◆ **Required work**
Without the pictures, return all of the material exactly as written.

◆ **Listed records**

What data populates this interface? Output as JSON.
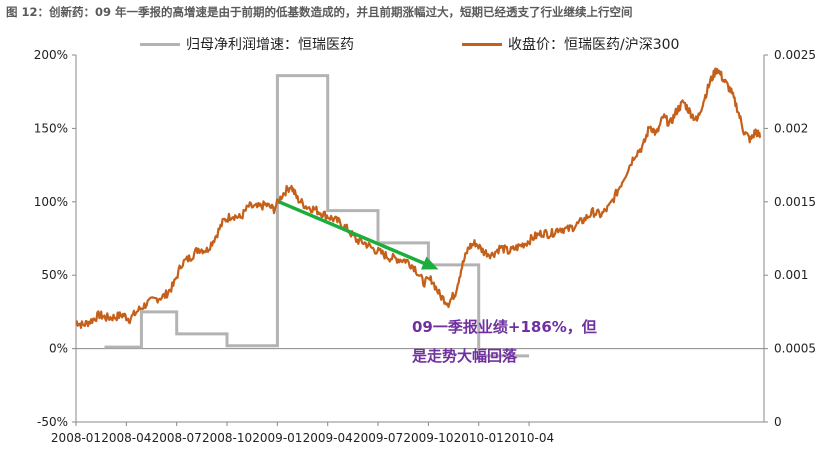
{
  "figure_title": "图 12：创新药：09 年一季报的高增速是由于前期的低基数造成的，并且前期涨幅过大，短期已经透支了行业继续上行空间",
  "chart_data": {
    "type": "line",
    "title": "09年一季报的高增速是由于前期的低基数造成的，并且前期涨幅过大，短期已经透支了行业继续上行空间",
    "x_ticks": [
      "2008-01",
      "2008-04",
      "2008-07",
      "2008-10",
      "2009-01",
      "2009-04",
      "2009-07",
      "2009-10",
      "2010-01",
      "2010-04"
    ],
    "y_left": {
      "ticks": [
        "200%",
        "150%",
        "100%",
        "50%",
        "0%",
        "-50%"
      ],
      "min": -50,
      "max": 200
    },
    "y_right": {
      "ticks": [
        "0.0025",
        "0.002",
        "0.0015",
        "0.001",
        "0.0005",
        "0"
      ],
      "min": 0,
      "max": 0.0025
    },
    "series": [
      {
        "name": "归母净利润增速：恒瑞医药",
        "axis": "left",
        "color": "#b3b3b3",
        "steps": [
          {
            "from": 1.7,
            "to": 3.9,
            "value": 1
          },
          {
            "from": 3.9,
            "to": 6.0,
            "value": 25
          },
          {
            "from": 6.0,
            "to": 9.0,
            "value": 10
          },
          {
            "from": 9.0,
            "to": 12.0,
            "value": 2
          },
          {
            "from": 12.0,
            "to": 15.0,
            "value": 186
          },
          {
            "from": 15.0,
            "to": 18.0,
            "value": 94
          },
          {
            "from": 18.0,
            "to": 21.0,
            "value": 72
          },
          {
            "from": 21.0,
            "to": 24.0,
            "value": 57
          },
          {
            "from": 24.0,
            "to": 27.0,
            "value": -5
          }
        ]
      },
      {
        "name": "收盘价：恒瑞医药/沪深300",
        "axis": "right",
        "color": "#c5601a",
        "points": [
          [
            0,
            0.000685
          ],
          [
            0.4,
            0.00066
          ],
          [
            0.9,
            0.00069
          ],
          [
            1.4,
            0.00073
          ],
          [
            1.8,
            0.00071
          ],
          [
            2.3,
            0.000715
          ],
          [
            2.8,
            0.00073
          ],
          [
            3.2,
            0.0007
          ],
          [
            3.7,
            0.00076
          ],
          [
            4.2,
            0.000805
          ],
          [
            4.8,
            0.00084
          ],
          [
            5.3,
            0.00086
          ],
          [
            5.8,
            0.00093
          ],
          [
            6.3,
            0.00108
          ],
          [
            6.8,
            0.00112
          ],
          [
            7.3,
            0.00118
          ],
          [
            7.8,
            0.00117
          ],
          [
            8.3,
            0.00126
          ],
          [
            8.8,
            0.00137
          ],
          [
            9.3,
            0.00141
          ],
          [
            9.8,
            0.00139
          ],
          [
            10.3,
            0.00147
          ],
          [
            10.8,
            0.00146
          ],
          [
            11.3,
            0.00148
          ],
          [
            11.8,
            0.00145
          ],
          [
            12.3,
            0.00155
          ],
          [
            12.8,
            0.00161
          ],
          [
            13.2,
            0.00152
          ],
          [
            13.7,
            0.00147
          ],
          [
            14.2,
            0.00145
          ],
          [
            14.7,
            0.00142
          ],
          [
            15.2,
            0.00139
          ],
          [
            15.7,
            0.00136
          ],
          [
            16.2,
            0.00131
          ],
          [
            16.7,
            0.00124
          ],
          [
            17.2,
            0.00122
          ],
          [
            17.7,
            0.00118
          ],
          [
            18.2,
            0.00115
          ],
          [
            18.7,
            0.00112
          ],
          [
            19.2,
            0.00111
          ],
          [
            19.7,
            0.0011
          ],
          [
            20.2,
            0.00105
          ],
          [
            20.7,
            0.00095
          ],
          [
            21.2,
            0.00097
          ],
          [
            21.7,
            0.00086
          ],
          [
            22.2,
            0.00081
          ],
          [
            22.6,
            0.00088
          ],
          [
            23.0,
            0.00106
          ],
          [
            23.4,
            0.00119
          ],
          [
            23.8,
            0.00122
          ],
          [
            24.3,
            0.00116
          ],
          [
            24.8,
            0.00114
          ],
          [
            25.3,
            0.00119
          ],
          [
            25.8,
            0.00116
          ],
          [
            26.3,
            0.00119
          ],
          [
            26.8,
            0.00122
          ],
          [
            27.3,
            0.00126
          ],
          [
            27.8,
            0.00129
          ],
          [
            28.3,
            0.00128
          ],
          [
            28.8,
            0.00132
          ],
          [
            29.3,
            0.00131
          ],
          [
            29.8,
            0.00134
          ],
          [
            30.3,
            0.00138
          ],
          [
            30.8,
            0.00143
          ],
          [
            31.3,
            0.00141
          ],
          [
            31.8,
            0.00147
          ],
          [
            32.3,
            0.00158
          ],
          [
            32.8,
            0.0017
          ],
          [
            33.3,
            0.00182
          ],
          [
            33.8,
            0.00188
          ],
          [
            34.2,
            0.00202
          ],
          [
            34.6,
            0.00196
          ],
          [
            35.0,
            0.00208
          ],
          [
            35.4,
            0.00203
          ],
          [
            35.8,
            0.00212
          ],
          [
            36.2,
            0.00218
          ],
          [
            36.6,
            0.00211
          ],
          [
            37.0,
            0.00205
          ],
          [
            37.4,
            0.00219
          ],
          [
            37.8,
            0.00232
          ],
          [
            38.2,
            0.00241
          ],
          [
            38.6,
            0.00233
          ],
          [
            39.0,
            0.00226
          ],
          [
            39.4,
            0.00214
          ],
          [
            39.8,
            0.00198
          ],
          [
            40.2,
            0.00192
          ],
          [
            40.5,
            0.00198
          ],
          [
            40.8,
            0.00194
          ]
        ]
      }
    ]
  },
  "annotation": {
    "text_line1": "09一季报业绩+186%，但",
    "text_line2": "是走势大幅回落"
  }
}
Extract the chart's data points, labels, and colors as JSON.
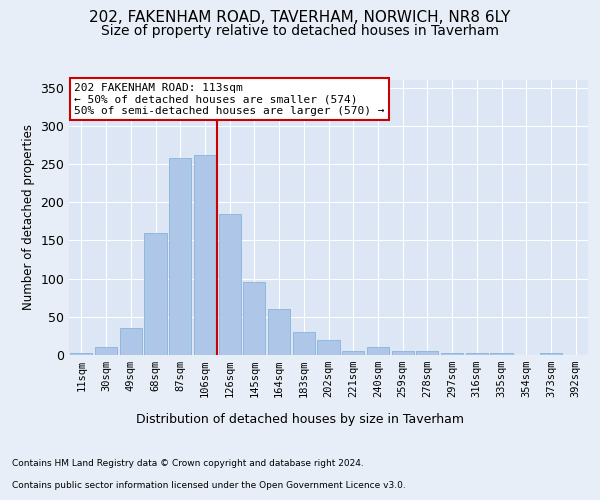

◆ **Reply to the exercise**
What data populates this interface? Output as JSON.
{
  "figure_title": "图 12：创新药：09 年一季报的高增速是由于前期的低基数造成的，并且前期涨幅过大，短期已经透支了行业继续上行空间",
  "chart_data": {
    "type": "line",
    "title": "09年一季报的高增速是由于前期的低基数造成的，并且前期涨幅过大，短期已经透支了行业继续上行空间",
    "x_ticks": [
      "2008-01",
      "2008-04",
      "2008-07",
      "2008-10",
      "2009-01",
      "2009-04",
      "2009-07",
      "2009-10",
      "2010-01",
      "2010-04"
    ],
    "y_left": {
      "ticks": [
        "200%",
        "150%",
        "100%",
        "50%",
        "0%",
        "-50%"
      ],
      "min": -50,
      "max": 200
    },
    "y_right": {
      "ticks": [
        "0.0025",
        "0.002",
        "0.0015",
        "0.001",
        "0.0005",
        "0"
      ],
      "min": 0,
      "max": 0.0025
    },
    "series": [
      {
        "name": "归母净利润增速：恒瑞医药",
        "axis": "left",
        "color": "#b3b3b3",
        "steps": [
          {
            "from": 1.7,
            "to": 3.9,
            "value": 1
          },
          {
            "from": 3.9,
            "to": 6.0,
            "value": 25
          },
          {
            "from": 6.0,
            "to": 9.0,
            "value": 10
          },
          {
            "from": 9.0,
            "to": 12.0,
            "value": 2
          },
          {
            "from": 12.0,
            "to": 15.0,
            "value": 186
          },
          {
            "from": 15.0,
            "to": 18.0,
            "value": 94
          },
          {
            "from": 18.0,
            "to": 21.0,
            "value": 72
          },
          {
            "from": 21.0,
            "to": 24.0,
            "value": 57
          },
          {
            "from": 24.0,
            "to": 27.0,
            "value": -5
          }
        ]
      },
      {
        "name": "收盘价：恒瑞医药/沪深300",
        "axis": "right",
        "color": "#c5601a",
        "points": [
          [
            0,
            0.000685
          ],
          [
            0.4,
            0.00066
          ],
          [
            0.9,
            0.00069
          ],
          [
            1.4,
            0.00073
          ],
          [
            1.8,
            0.00071
          ],
          [
            2.3,
            0.000715
          ],
          [
            2.8,
            0.00073
          ],
          [
            3.2,
            0.0007
          ],
          [
            3.7,
            0.00076
          ],
          [
            4.2,
            0.000805
          ],
          [
            4.8,
            0.00084
          ],
          [
            5.3,
            0.00086
          ],
          [
            5.8,
            0.00093
          ],
          [
            6.3,
            0.00108
          ],
          [
            6.8,
            0.00112
          ],
          [
            7.3,
            0.00118
          ],
          [
            7.8,
            0.00117
          ],
          [
            8.3,
            0.00126
          ],
          [
            8.8,
            0.00137
          ],
          [
            9.3,
            0.00141
          ],
          [
            9.8,
            0.00139
          ],
          [
            10.3,
            0.00147
          ],
          [
            10.8,
            0.00146
          ],
          [
            11.3,
            0.00148
          ],
          [
            11.8,
            0.00145
          ],
          [
            12.3,
            0.00155
          ],
          [
            12.8,
            0.00161
          ],
          [
            13.2,
            0.00152
          ],
          [
            13.7,
            0.00147
          ],
          [
            14.2,
            0.00145
          ],
          [
            14.7,
            0.00142
          ],
          [
            15.2,
            0.00139
          ],
          [
            15.7,
            0.00136
          ],
          [
            16.2,
            0.00131
          ],
          [
            16.7,
            0.00124
          ],
          [
            17.2,
            0.00122
          ],
          [
            17.7,
            0.00118
          ],
          [
            18.2,
            0.00115
          ],
          [
            18.7,
            0.00112
          ],
          [
            19.2,
            0.00111
          ],
          [
            19.7,
            0.0011
          ],
          [
            20.2,
            0.00105
          ],
          [
            20.7,
            0.00095
          ],
          [
            21.2,
            0.00097
          ],
          [
            21.7,
            0.00086
          ],
          [
            22.2,
            0.00081
          ],
          [
            22.6,
            0.00088
          ],
          [
            23.0,
            0.00106
          ],
          [
            23.4,
            0.00119
          ],
          [
            23.8,
            0.00122
          ],
          [
            24.3,
            0.00116
          ],
          [
            24.8,
            0.00114
          ],
          [
            25.3,
            0.00119
          ],
          [
            25.8,
            0.00116
          ],
          [
            26.3,
            0.00119
          ],
          [
            26.8,
            0.00122
          ],
          [
            27.3,
            0.00126
          ],
          [
            27.8,
            0.00129
          ],
          [
            28.3,
            0.00128
          ],
          [
            28.8,
            0.00132
          ],
          [
            29.3,
            0.00131
          ],
          [
            29.8,
            0.00134
          ],
          [
            30.3,
            0.00138
          ],
          [
            30.8,
            0.00143
          ],
          [
            31.3,
            0.00141
          ],
          [
            31.8,
            0.00147
          ],
          [
            32.3,
            0.00158
          ],
          [
            32.8,
            0.0017
          ],
          [
            33.3,
            0.00182
          ],
          [
            33.8,
            0.00188
          ],
          [
            34.2,
            0.00202
          ],
          [
            34.6,
            0.00196
          ],
          [
            35.0,
            0.00208
          ],
          [
            35.4,
            0.00203
          ],
          [
            35.8,
            0.00212
          ],
          [
            36.2,
            0.00218
          ],
          [
            36.6,
            0.00211
          ],
          [
            37.0,
            0.00205
          ],
          [
            37.4,
            0.00219
          ],
          [
            37.8,
            0.00232
          ],
          [
            38.2,
            0.00241
          ],
          [
            38.6,
            0.00233
          ],
          [
            39.0,
            0.00226
          ],
          [
            39.4,
            0.00214
          ],
          [
            39.8,
            0.00198
          ],
          [
            40.2,
            0.00192
          ],
          [
            40.5,
            0.00198
          ],
          [
            40.8,
            0.00194
          ]
        ]
      }
    ]
  },
  "annotation": {
    "text_line1": "09一季报业绩+186%，但",
    "text_line2": "是走势大幅回落"
  }
}
Extract the chart's data points, labels, and colors as JSON.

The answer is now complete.